(Items from a figure collection)
**********

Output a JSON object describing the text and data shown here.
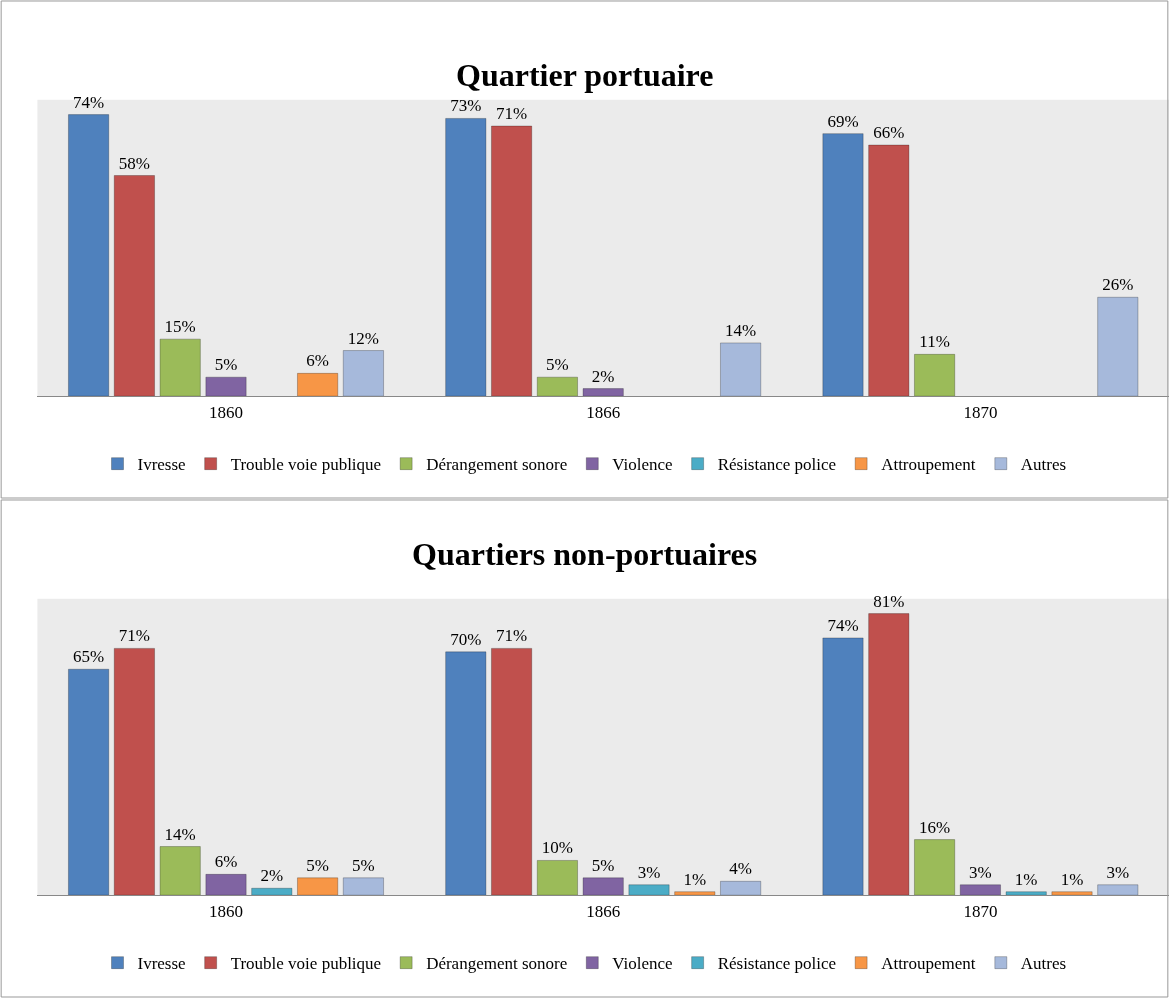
{
  "chart_data": [
    {
      "type": "bar",
      "title": "Quartier portuaire",
      "categories": [
        "1860",
        "1866",
        "1870"
      ],
      "legend": "bottom",
      "grid": false,
      "tick_labels": "x",
      "series": [
        {
          "name": "Ivresse",
          "color": "#4f81bd",
          "values": [
            74,
            73,
            69
          ],
          "value_labels": [
            "74%",
            "73%",
            "69%"
          ]
        },
        {
          "name": "Trouble voie publique",
          "color": "#c0504d",
          "values": [
            58,
            71,
            66
          ],
          "value_labels": [
            "58%",
            "71%",
            "66%"
          ]
        },
        {
          "name": "Dérangement sonore",
          "color": "#9bbb59",
          "values": [
            15,
            5,
            11
          ],
          "value_labels": [
            "15%",
            "5%",
            "11%"
          ]
        },
        {
          "name": "Violence",
          "color": "#8064a2",
          "values": [
            5,
            2,
            null
          ],
          "value_labels": [
            "5%",
            "2%",
            null
          ]
        },
        {
          "name": "Résistance police",
          "color": "#4bacc6",
          "values": [
            null,
            null,
            null
          ],
          "value_labels": [
            null,
            null,
            null
          ]
        },
        {
          "name": "Attroupement",
          "color": "#f79646",
          "values": [
            6,
            null,
            null
          ],
          "value_labels": [
            "6%",
            null,
            null
          ]
        },
        {
          "name": "Autres",
          "color": "#a6b9db",
          "values": [
            12,
            14,
            26
          ],
          "value_labels": [
            "12%",
            "14%",
            "26%"
          ]
        }
      ]
    },
    {
      "type": "bar",
      "title": "Quartiers non-portuaires",
      "categories": [
        "1860",
        "1866",
        "1870"
      ],
      "legend": "bottom",
      "grid": false,
      "tick_labels": "x",
      "series": [
        {
          "name": "Ivresse",
          "color": "#4f81bd",
          "values": [
            65,
            70,
            74
          ],
          "value_labels": [
            "65%",
            "70%",
            "74%"
          ]
        },
        {
          "name": "Trouble voie publique",
          "color": "#c0504d",
          "values": [
            71,
            71,
            81
          ],
          "value_labels": [
            "71%",
            "71%",
            "81%"
          ]
        },
        {
          "name": "Dérangement sonore",
          "color": "#9bbb59",
          "values": [
            14,
            10,
            16
          ],
          "value_labels": [
            "14%",
            "10%",
            "16%"
          ]
        },
        {
          "name": "Violence",
          "color": "#8064a2",
          "values": [
            6,
            5,
            3
          ],
          "value_labels": [
            "6%",
            "5%",
            "3%"
          ]
        },
        {
          "name": "Résistance police",
          "color": "#4bacc6",
          "values": [
            2,
            3,
            1
          ],
          "value_labels": [
            "2%",
            "3%",
            "1%"
          ]
        },
        {
          "name": "Attroupement",
          "color": "#f79646",
          "values": [
            5,
            1,
            1
          ],
          "value_labels": [
            "5%",
            "1%",
            "1%"
          ]
        },
        {
          "name": "Autres",
          "color": "#a6b9db",
          "values": [
            5,
            4,
            3
          ],
          "value_labels": [
            "5%",
            "4%",
            "3%"
          ]
        }
      ]
    }
  ]
}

**********

All of the entries above should be duplicated exactly, except for the pictures.

= RESULT OF THIS EXERCISE =
Output a JSON object describing the text and data shown here.
{
  "chart_data": [
    {
      "type": "bar",
      "title": "Quartier portuaire",
      "categories": [
        "1860",
        "1866",
        "1870"
      ],
      "legend": "bottom",
      "grid": false,
      "tick_labels": "x",
      "series": [
        {
          "name": "Ivresse",
          "color": "#4f81bd",
          "values": [
            74,
            73,
            69
          ],
          "value_labels": [
            "74%",
            "73%",
            "69%"
          ]
        },
        {
          "name": "Trouble voie publique",
          "color": "#c0504d",
          "values": [
            58,
            71,
            66
          ],
          "value_labels": [
            "58%",
            "71%",
            "66%"
          ]
        },
        {
          "name": "Dérangement sonore",
          "color": "#9bbb59",
          "values": [
            15,
            5,
            11
          ],
          "value_labels": [
            "15%",
            "5%",
            "11%"
          ]
        },
        {
          "name": "Violence",
          "color": "#8064a2",
          "values": [
            5,
            2,
            null
          ],
          "value_labels": [
            "5%",
            "2%",
            null
          ]
        },
        {
          "name": "Résistance police",
          "color": "#4bacc6",
          "values": [
            null,
            null,
            null
          ],
          "value_labels": [
            null,
            null,
            null
          ]
        },
        {
          "name": "Attroupement",
          "color": "#f79646",
          "values": [
            6,
            null,
            null
          ],
          "value_labels": [
            "6%",
            null,
            null
          ]
        },
        {
          "name": "Autres",
          "color": "#a6b9db",
          "values": [
            12,
            14,
            26
          ],
          "value_labels": [
            "12%",
            "14%",
            "26%"
          ]
        }
      ]
    },
    {
      "type": "bar",
      "title": "Quartiers non-portuaires",
      "categories": [
        "1860",
        "1866",
        "1870"
      ],
      "legend": "bottom",
      "grid": false,
      "tick_labels": "x",
      "series": [
        {
          "name": "Ivresse",
          "color": "#4f81bd",
          "values": [
            65,
            70,
            74
          ],
          "value_labels": [
            "65%",
            "70%",
            "74%"
          ]
        },
        {
          "name": "Trouble voie publique",
          "color": "#c0504d",
          "values": [
            71,
            71,
            81
          ],
          "value_labels": [
            "71%",
            "71%",
            "81%"
          ]
        },
        {
          "name": "Dérangement sonore",
          "color": "#9bbb59",
          "values": [
            14,
            10,
            16
          ],
          "value_labels": [
            "14%",
            "10%",
            "16%"
          ]
        },
        {
          "name": "Violence",
          "color": "#8064a2",
          "values": [
            6,
            5,
            3
          ],
          "value_labels": [
            "6%",
            "5%",
            "3%"
          ]
        },
        {
          "name": "Résistance police",
          "color": "#4bacc6",
          "values": [
            2,
            3,
            1
          ],
          "value_labels": [
            "2%",
            "3%",
            "1%"
          ]
        },
        {
          "name": "Attroupement",
          "color": "#f79646",
          "values": [
            5,
            1,
            1
          ],
          "value_labels": [
            "5%",
            "1%",
            "1%"
          ]
        },
        {
          "name": "Autres",
          "color": "#a6b9db",
          "values": [
            5,
            4,
            3
          ],
          "value_labels": [
            "5%",
            "4%",
            "3%"
          ]
        }
      ]
    }
  ]
}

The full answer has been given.